:: Data supplied ::

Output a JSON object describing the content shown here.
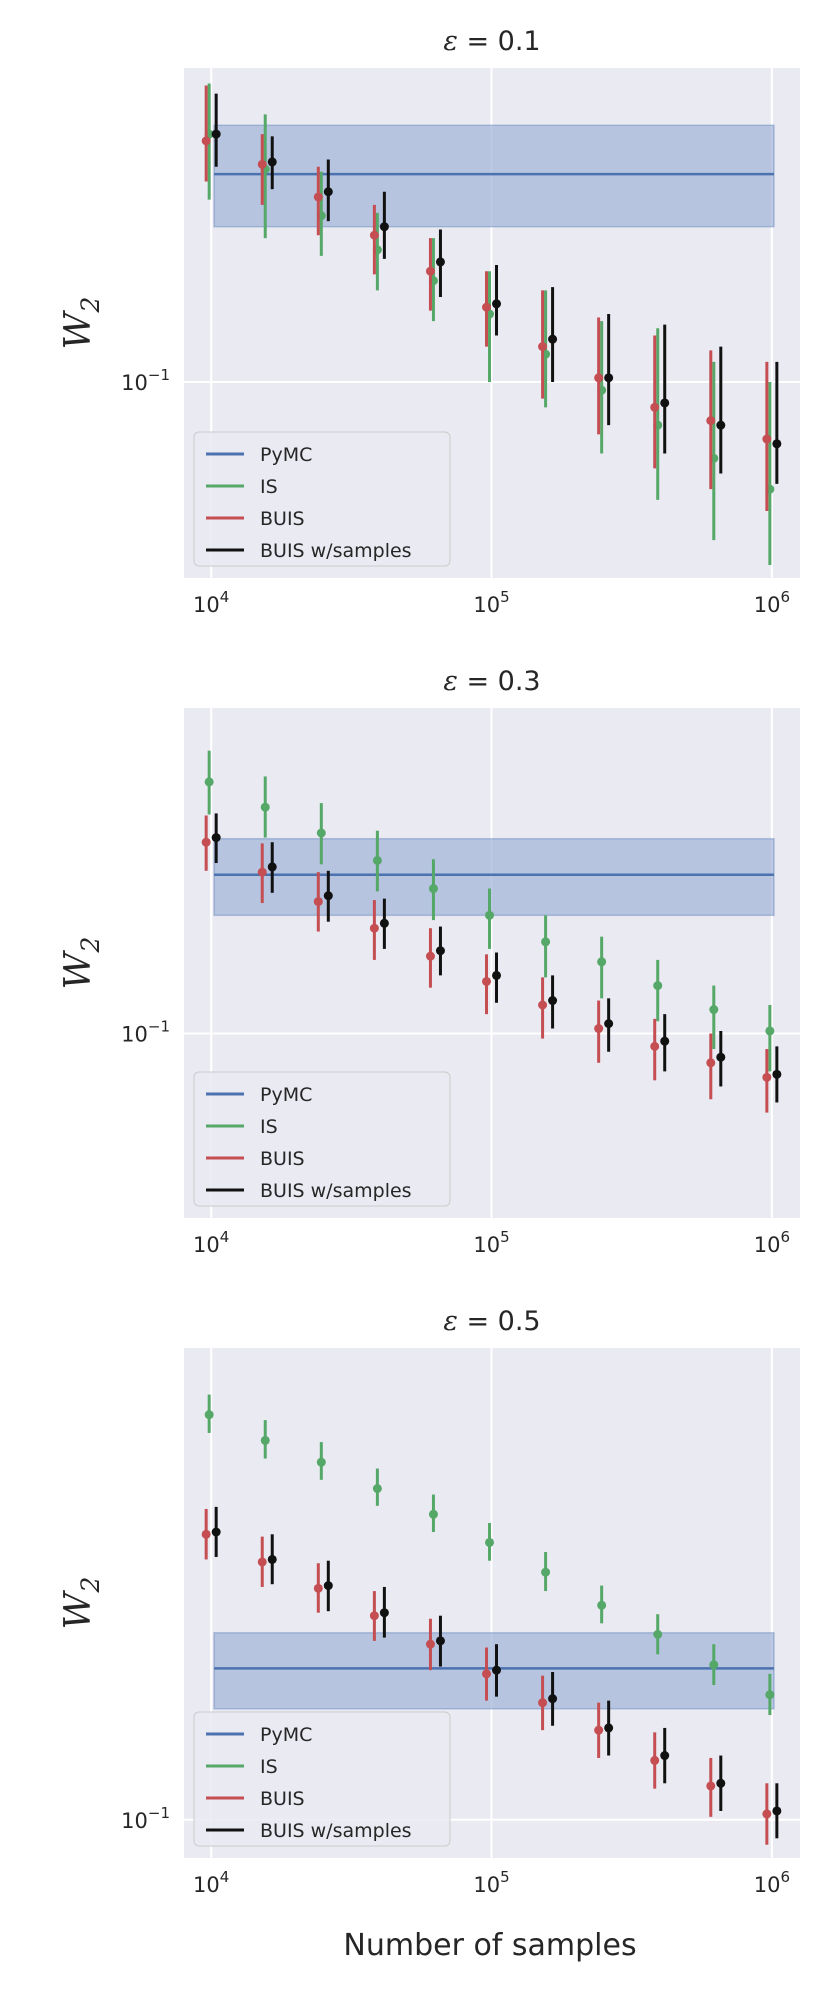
{
  "figure": {
    "xlabel": "Number of samples"
  },
  "colors": {
    "PyMC": "#4c72b0",
    "IS": "#55a868",
    "BUIS": "#c44e52",
    "BUIS w/samples": "#111111",
    "band": "#9fb4d9",
    "axes_bg": "#eaeaf2",
    "grid": "#ffffff"
  },
  "chart_data": [
    {
      "type": "scatter",
      "title": "ε = 0.1",
      "title_prefix": "ε",
      "title_value": "= 0.1",
      "xlabel": "",
      "ylabel": "W",
      "ylabel_sub": "2",
      "xscale": "log",
      "yscale": "log",
      "xlim": [
        8000,
        1260000
      ],
      "ylim": [
        0.062,
        0.215
      ],
      "xticks": [
        {
          "value": 10000,
          "base": "10",
          "exp": "4"
        },
        {
          "value": 100000,
          "base": "10",
          "exp": "5"
        },
        {
          "value": 1000000,
          "base": "10",
          "exp": "6"
        }
      ],
      "yticks": [
        {
          "value": 0.1,
          "base": "10",
          "exp": "−1"
        }
      ],
      "grid": true,
      "legend": {
        "position": "lower-left",
        "entries": [
          "PyMC",
          "IS",
          "BUIS",
          "BUIS w/samples"
        ]
      },
      "reference": {
        "name": "PyMC",
        "x_range": [
          8000,
          1260000
        ],
        "value": 0.166,
        "band": [
          0.146,
          0.187
        ]
      },
      "series": [
        {
          "name": "IS",
          "x": [
            10000,
            15849,
            25119,
            39811,
            63096,
            100000,
            158489,
            251189,
            398107,
            630957,
            1000000
          ],
          "y": [
            0.183,
            0.168,
            0.15,
            0.138,
            0.128,
            0.118,
            0.107,
            0.098,
            0.09,
            0.083,
            0.077
          ],
          "err_low": [
            0.156,
            0.142,
            0.136,
            0.125,
            0.116,
            0.1,
            0.094,
            0.084,
            0.075,
            0.068,
            0.064
          ],
          "err_high": [
            0.207,
            0.192,
            0.167,
            0.151,
            0.142,
            0.131,
            0.125,
            0.116,
            0.114,
            0.105,
            0.1
          ]
        },
        {
          "name": "BUIS",
          "x": [
            10000,
            15849,
            25119,
            39811,
            63096,
            100000,
            158489,
            251189,
            398107,
            630957,
            1000000
          ],
          "y": [
            0.18,
            0.17,
            0.157,
            0.143,
            0.131,
            0.12,
            0.109,
            0.101,
            0.094,
            0.091,
            0.087
          ],
          "err_low": [
            0.163,
            0.154,
            0.143,
            0.13,
            0.119,
            0.109,
            0.096,
            0.088,
            0.081,
            0.077,
            0.073
          ],
          "err_high": [
            0.206,
            0.183,
            0.169,
            0.154,
            0.142,
            0.131,
            0.125,
            0.117,
            0.112,
            0.108,
            0.105
          ]
        },
        {
          "name": "BUIS w/samples",
          "x": [
            10000,
            15849,
            25119,
            39811,
            63096,
            100000,
            158489,
            251189,
            398107,
            630957,
            1000000
          ],
          "y": [
            0.183,
            0.171,
            0.159,
            0.146,
            0.134,
            0.121,
            0.111,
            0.101,
            0.095,
            0.09,
            0.086
          ],
          "err_low": [
            0.169,
            0.16,
            0.148,
            0.135,
            0.123,
            0.112,
            0.1,
            0.09,
            0.084,
            0.08,
            0.078
          ],
          "err_high": [
            0.202,
            0.182,
            0.172,
            0.159,
            0.145,
            0.133,
            0.126,
            0.118,
            0.115,
            0.109,
            0.105
          ]
        }
      ]
    },
    {
      "type": "scatter",
      "title": "ε = 0.3",
      "title_prefix": "ε",
      "title_value": "= 0.3",
      "xlabel": "",
      "ylabel": "W",
      "ylabel_sub": "2",
      "xscale": "log",
      "yscale": "log",
      "xlim": [
        8000,
        1260000
      ],
      "ylim": [
        0.048,
        0.365
      ],
      "xticks": [
        {
          "value": 10000,
          "base": "10",
          "exp": "4"
        },
        {
          "value": 100000,
          "base": "10",
          "exp": "5"
        },
        {
          "value": 1000000,
          "base": "10",
          "exp": "6"
        }
      ],
      "yticks": [
        {
          "value": 0.1,
          "base": "10",
          "exp": "−1"
        }
      ],
      "grid": true,
      "legend": {
        "position": "lower-left",
        "entries": [
          "PyMC",
          "IS",
          "BUIS",
          "BUIS w/samples"
        ]
      },
      "reference": {
        "name": "PyMC",
        "x_range": [
          8000,
          1260000
        ],
        "value": 0.188,
        "band": [
          0.16,
          0.217
        ]
      },
      "series": [
        {
          "name": "IS",
          "x": [
            10000,
            15849,
            25119,
            39811,
            63096,
            100000,
            158489,
            251189,
            398107,
            630957,
            1000000
          ],
          "y": [
            0.272,
            0.246,
            0.222,
            0.199,
            0.178,
            0.16,
            0.144,
            0.133,
            0.121,
            0.11,
            0.101
          ],
          "err_low": [
            0.239,
            0.218,
            0.196,
            0.176,
            0.157,
            0.14,
            0.125,
            0.115,
            0.105,
            0.094,
            0.086
          ],
          "err_high": [
            0.308,
            0.278,
            0.25,
            0.224,
            0.2,
            0.178,
            0.16,
            0.147,
            0.134,
            0.121,
            0.112
          ]
        },
        {
          "name": "BUIS",
          "x": [
            10000,
            15849,
            25119,
            39811,
            63096,
            100000,
            158489,
            251189,
            398107,
            630957,
            1000000
          ],
          "y": [
            0.214,
            0.19,
            0.169,
            0.152,
            0.136,
            0.123,
            0.112,
            0.102,
            0.095,
            0.089,
            0.084
          ],
          "err_low": [
            0.191,
            0.168,
            0.15,
            0.134,
            0.12,
            0.108,
            0.098,
            0.089,
            0.083,
            0.077,
            0.073
          ],
          "err_high": [
            0.238,
            0.213,
            0.19,
            0.17,
            0.152,
            0.137,
            0.125,
            0.114,
            0.106,
            0.1,
            0.094
          ]
        },
        {
          "name": "BUIS w/samples",
          "x": [
            10000,
            15849,
            25119,
            39811,
            63096,
            100000,
            158489,
            251189,
            398107,
            630957,
            1000000
          ],
          "y": [
            0.218,
            0.194,
            0.173,
            0.155,
            0.139,
            0.126,
            0.114,
            0.104,
            0.097,
            0.091,
            0.085
          ],
          "err_low": [
            0.197,
            0.175,
            0.156,
            0.14,
            0.126,
            0.113,
            0.102,
            0.093,
            0.086,
            0.081,
            0.076
          ],
          "err_high": [
            0.24,
            0.214,
            0.191,
            0.171,
            0.153,
            0.138,
            0.126,
            0.115,
            0.108,
            0.101,
            0.095
          ]
        }
      ]
    },
    {
      "type": "scatter",
      "title": "ε = 0.5",
      "title_prefix": "ε",
      "title_value": "= 0.5",
      "xlabel": "Number of samples",
      "ylabel": "W",
      "ylabel_sub": "2",
      "xscale": "log",
      "yscale": "log",
      "xlim": [
        8000,
        1260000
      ],
      "ylim": [
        0.088,
        0.485
      ],
      "xticks": [
        {
          "value": 10000,
          "base": "10",
          "exp": "4"
        },
        {
          "value": 100000,
          "base": "10",
          "exp": "5"
        },
        {
          "value": 1000000,
          "base": "10",
          "exp": "6"
        }
      ],
      "yticks": [
        {
          "value": 0.1,
          "base": "10",
          "exp": "−1"
        }
      ],
      "grid": true,
      "legend": {
        "position": "lower-left",
        "entries": [
          "PyMC",
          "IS",
          "BUIS",
          "BUIS w/samples"
        ]
      },
      "reference": {
        "name": "PyMC",
        "x_range": [
          8000,
          1260000
        ],
        "value": 0.166,
        "band": [
          0.145,
          0.187
        ]
      },
      "series": [
        {
          "name": "IS",
          "x": [
            10000,
            15849,
            25119,
            39811,
            63096,
            100000,
            158489,
            251189,
            398107,
            630957,
            1000000
          ],
          "y": [
            0.388,
            0.356,
            0.331,
            0.303,
            0.278,
            0.253,
            0.229,
            0.205,
            0.186,
            0.168,
            0.152
          ],
          "err_low": [
            0.365,
            0.335,
            0.312,
            0.286,
            0.262,
            0.238,
            0.215,
            0.193,
            0.174,
            0.157,
            0.142
          ],
          "err_high": [
            0.415,
            0.381,
            0.354,
            0.324,
            0.297,
            0.27,
            0.245,
            0.219,
            0.199,
            0.18,
            0.163
          ]
        },
        {
          "name": "BUIS",
          "x": [
            10000,
            15849,
            25119,
            39811,
            63096,
            100000,
            158489,
            251189,
            398107,
            630957,
            1000000
          ],
          "y": [
            0.26,
            0.237,
            0.217,
            0.198,
            0.18,
            0.163,
            0.148,
            0.135,
            0.122,
            0.112,
            0.102
          ],
          "err_low": [
            0.239,
            0.218,
            0.2,
            0.182,
            0.165,
            0.149,
            0.135,
            0.123,
            0.111,
            0.101,
            0.092
          ],
          "err_high": [
            0.283,
            0.258,
            0.236,
            0.215,
            0.196,
            0.178,
            0.162,
            0.148,
            0.134,
            0.123,
            0.113
          ]
        },
        {
          "name": "BUIS w/samples",
          "x": [
            10000,
            15849,
            25119,
            39811,
            63096,
            100000,
            158489,
            251189,
            398107,
            630957,
            1000000
          ],
          "y": [
            0.262,
            0.239,
            0.219,
            0.2,
            0.182,
            0.165,
            0.15,
            0.136,
            0.124,
            0.113,
            0.103
          ],
          "err_low": [
            0.241,
            0.22,
            0.201,
            0.184,
            0.167,
            0.151,
            0.137,
            0.124,
            0.113,
            0.103,
            0.094
          ],
          "err_high": [
            0.285,
            0.26,
            0.238,
            0.218,
            0.198,
            0.18,
            0.164,
            0.149,
            0.136,
            0.124,
            0.113
          ]
        }
      ]
    }
  ]
}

:::

What is being asked
Figure out how many lines of the data above include "xlabel", then give the number and nothing more.

Exercise solution
4